- AIM -
Wherever "Name" appears in a line, copy that line.
## begin SOURCE RECORDS
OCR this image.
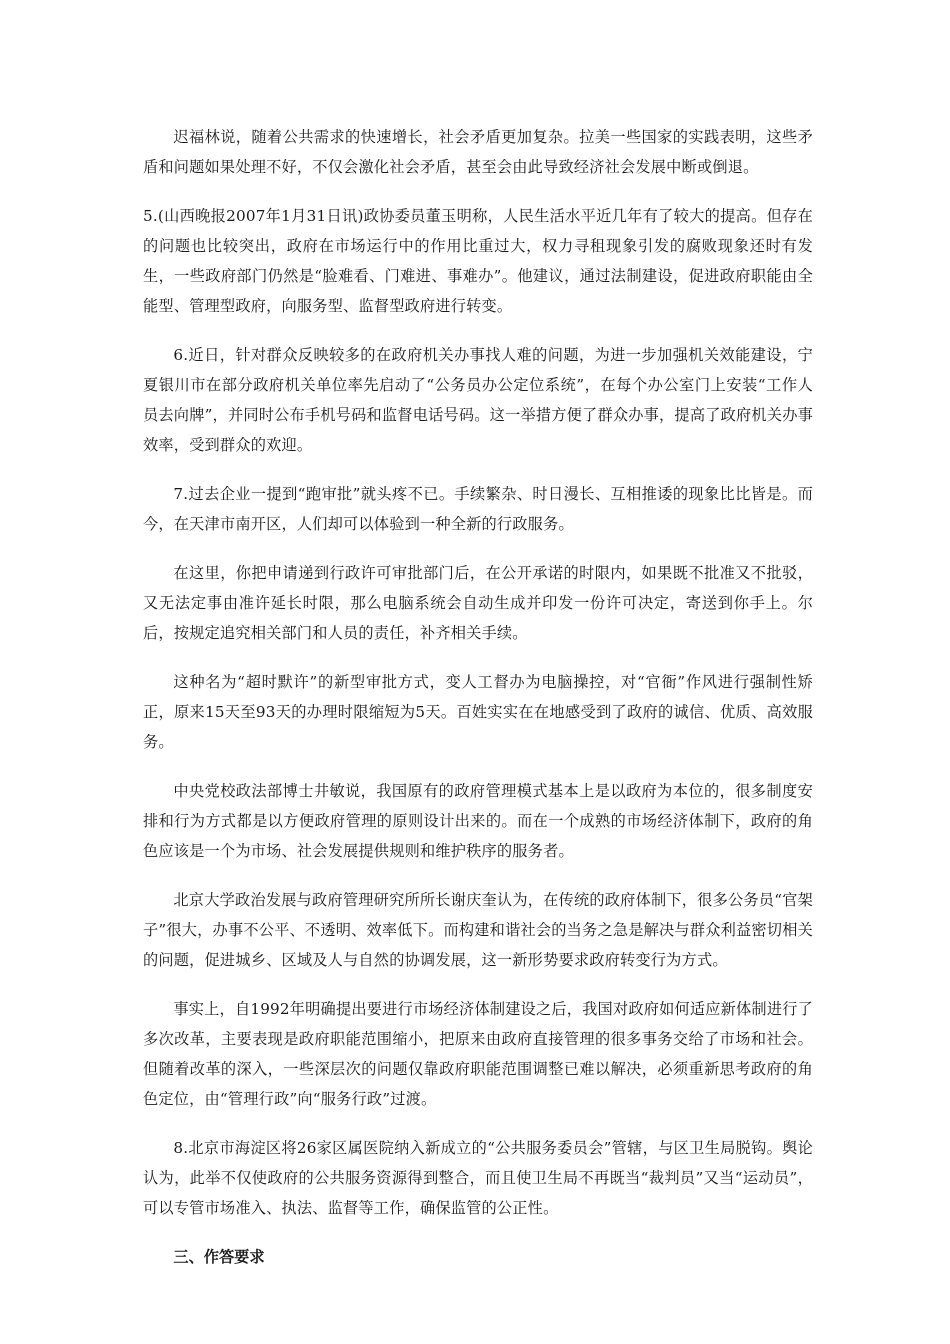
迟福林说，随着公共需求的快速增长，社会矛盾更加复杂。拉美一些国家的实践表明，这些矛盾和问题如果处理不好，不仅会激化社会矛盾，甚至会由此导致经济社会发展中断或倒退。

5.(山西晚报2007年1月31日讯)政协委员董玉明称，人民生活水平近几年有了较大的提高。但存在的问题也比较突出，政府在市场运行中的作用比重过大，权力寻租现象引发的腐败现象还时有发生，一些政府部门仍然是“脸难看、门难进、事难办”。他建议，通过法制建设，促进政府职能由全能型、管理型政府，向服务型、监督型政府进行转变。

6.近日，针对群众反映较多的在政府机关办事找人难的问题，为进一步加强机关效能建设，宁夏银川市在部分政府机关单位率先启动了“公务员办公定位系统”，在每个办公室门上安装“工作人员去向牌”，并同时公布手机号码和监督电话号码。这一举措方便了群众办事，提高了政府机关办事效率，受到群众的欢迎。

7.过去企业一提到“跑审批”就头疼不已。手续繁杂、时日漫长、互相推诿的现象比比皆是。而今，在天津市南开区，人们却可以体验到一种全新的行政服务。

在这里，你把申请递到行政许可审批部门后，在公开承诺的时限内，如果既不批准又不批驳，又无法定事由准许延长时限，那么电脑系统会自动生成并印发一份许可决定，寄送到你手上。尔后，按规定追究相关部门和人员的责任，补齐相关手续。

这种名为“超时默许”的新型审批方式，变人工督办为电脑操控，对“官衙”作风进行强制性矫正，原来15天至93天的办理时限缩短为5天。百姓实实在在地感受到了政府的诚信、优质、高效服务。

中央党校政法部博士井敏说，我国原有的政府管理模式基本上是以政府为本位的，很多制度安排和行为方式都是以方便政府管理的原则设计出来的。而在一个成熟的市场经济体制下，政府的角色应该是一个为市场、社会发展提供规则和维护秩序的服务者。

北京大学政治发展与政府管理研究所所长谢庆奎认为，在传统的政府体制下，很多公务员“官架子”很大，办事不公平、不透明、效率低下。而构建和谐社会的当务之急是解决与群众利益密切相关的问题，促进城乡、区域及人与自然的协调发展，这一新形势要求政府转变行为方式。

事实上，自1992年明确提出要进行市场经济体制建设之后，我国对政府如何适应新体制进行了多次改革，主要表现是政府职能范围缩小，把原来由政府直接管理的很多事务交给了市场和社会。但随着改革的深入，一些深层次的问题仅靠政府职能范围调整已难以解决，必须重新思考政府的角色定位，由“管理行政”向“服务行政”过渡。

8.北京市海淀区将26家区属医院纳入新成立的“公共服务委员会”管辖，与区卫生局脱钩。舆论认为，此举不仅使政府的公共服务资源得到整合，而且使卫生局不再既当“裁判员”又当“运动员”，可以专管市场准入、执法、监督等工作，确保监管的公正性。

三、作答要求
## end SOURCE RECORDS
## begin SOURCE RECORDS
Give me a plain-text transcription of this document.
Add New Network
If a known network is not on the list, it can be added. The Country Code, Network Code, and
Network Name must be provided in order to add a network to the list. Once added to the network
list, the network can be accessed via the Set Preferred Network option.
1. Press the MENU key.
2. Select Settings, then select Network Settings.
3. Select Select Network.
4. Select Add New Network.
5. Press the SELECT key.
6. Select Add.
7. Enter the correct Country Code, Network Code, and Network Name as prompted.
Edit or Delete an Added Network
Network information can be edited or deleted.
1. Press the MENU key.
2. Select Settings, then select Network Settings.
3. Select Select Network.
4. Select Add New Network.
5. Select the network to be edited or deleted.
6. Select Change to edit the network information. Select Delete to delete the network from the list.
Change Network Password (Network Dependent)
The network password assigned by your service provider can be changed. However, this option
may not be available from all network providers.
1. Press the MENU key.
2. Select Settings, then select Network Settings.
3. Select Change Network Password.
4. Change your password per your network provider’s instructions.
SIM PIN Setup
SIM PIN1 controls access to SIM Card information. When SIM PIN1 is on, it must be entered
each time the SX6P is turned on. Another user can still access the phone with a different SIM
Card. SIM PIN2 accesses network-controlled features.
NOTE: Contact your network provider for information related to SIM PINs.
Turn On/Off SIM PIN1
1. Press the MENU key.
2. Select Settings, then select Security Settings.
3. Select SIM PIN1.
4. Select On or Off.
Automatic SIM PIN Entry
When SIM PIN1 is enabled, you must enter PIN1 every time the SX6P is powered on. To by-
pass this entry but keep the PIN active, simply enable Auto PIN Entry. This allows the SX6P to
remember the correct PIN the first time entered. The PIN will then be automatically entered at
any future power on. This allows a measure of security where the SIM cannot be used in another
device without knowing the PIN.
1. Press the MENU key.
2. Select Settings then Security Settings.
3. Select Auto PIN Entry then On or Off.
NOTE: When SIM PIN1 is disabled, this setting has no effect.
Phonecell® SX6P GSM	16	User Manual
## end SOURCE RECORDS
- OUTPUT BELOW -
Network Name must be provided in order to add a network to the list. Once added to the network
7. Enter the correct Country Code, Network Code, and Network Name as prompted.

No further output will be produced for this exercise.